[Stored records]
** START **

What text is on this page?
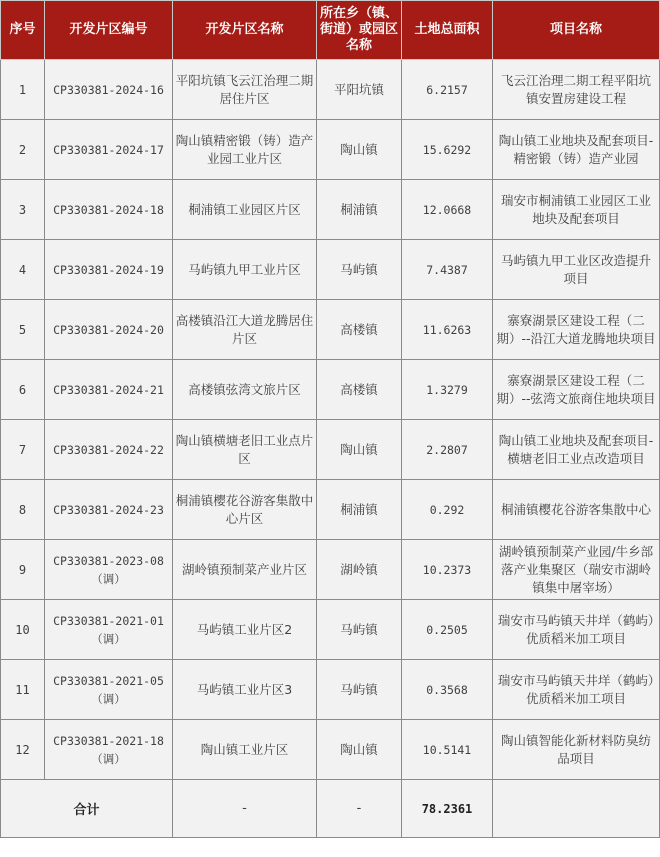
序号	开发片区编号	开发片区名称	所在乡（镇、街道）或园区名称	土地总面积	项目名称
1	CP330381-2024-16	平阳坑镇飞云江治理二期居住片区	平阳坑镇	6.2157	飞云江治理二期工程平阳坑镇安置房建设工程
2	CP330381-2024-17	陶山镇精密锻（铸）造产业园工业片区	陶山镇	15.6292	陶山镇工业地块及配套项目-精密锻（铸）造产业园
3	CP330381-2024-18	桐浦镇工业园区片区	桐浦镇	12.0668	瑞安市桐浦镇工业园区工业地块及配套项目
4	CP330381-2024-19	马屿镇九甲工业片区	马屿镇	7.4387	马屿镇九甲工业区改造提升项目
5	CP330381-2024-20	高楼镇沿江大道龙腾居住片区	高楼镇	11.6263	寨寮湖景区建设工程（二期）--沿江大道龙腾地块项目
6	CP330381-2024-21	高楼镇弦湾文旅片区	高楼镇	1.3279	寨寮湖景区建设工程（二期）--弦湾文旅商住地块项目
7	CP330381-2024-22	陶山镇横塘老旧工业点片区	陶山镇	2.2807	陶山镇工业地块及配套项目-横塘老旧工业点改造项目
8	CP330381-2024-23	桐浦镇樱花谷游客集散中心片区	桐浦镇	0.292	桐浦镇樱花谷游客集散中心
9	CP330381-2023-08（调）	湖岭镇预制菜产业片区	湖岭镇	10.2373	湖岭镇预制菜产业园/牛乡部落产业集聚区（瑞安市湖岭镇集中屠宰场）
10	CP330381-2021-01（调）	马屿镇工业片区2	马屿镇	0.2505	瑞安市马屿镇天井垟（鹤屿）优质稻米加工项目
11	CP330381-2021-05（调）	马屿镇工业片区3	马屿镇	0.3568	瑞安市马屿镇天井垟（鹤屿）优质稻米加工项目
12	CP330381-2021-18（调）	陶山镇工业片区	陶山镇	10.5141	陶山镇智能化新材料防臭纺品项目
合计		-	-	78.2361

** END **

**Exercise goal**
Copy all lines of the listing above that contain the string "瑞安市马屿镇天井垟".

**Response to the task**
10	CP330381-2021-01（调）	马屿镇工业片区2	马屿镇	0.2505	瑞安市马屿镇天井垟（鹤屿）优质稻米加工项目
11	CP330381-2021-05（调）	马屿镇工业片区3	马屿镇	0.3568	瑞安市马屿镇天井垟（鹤屿）优质稻米加工项目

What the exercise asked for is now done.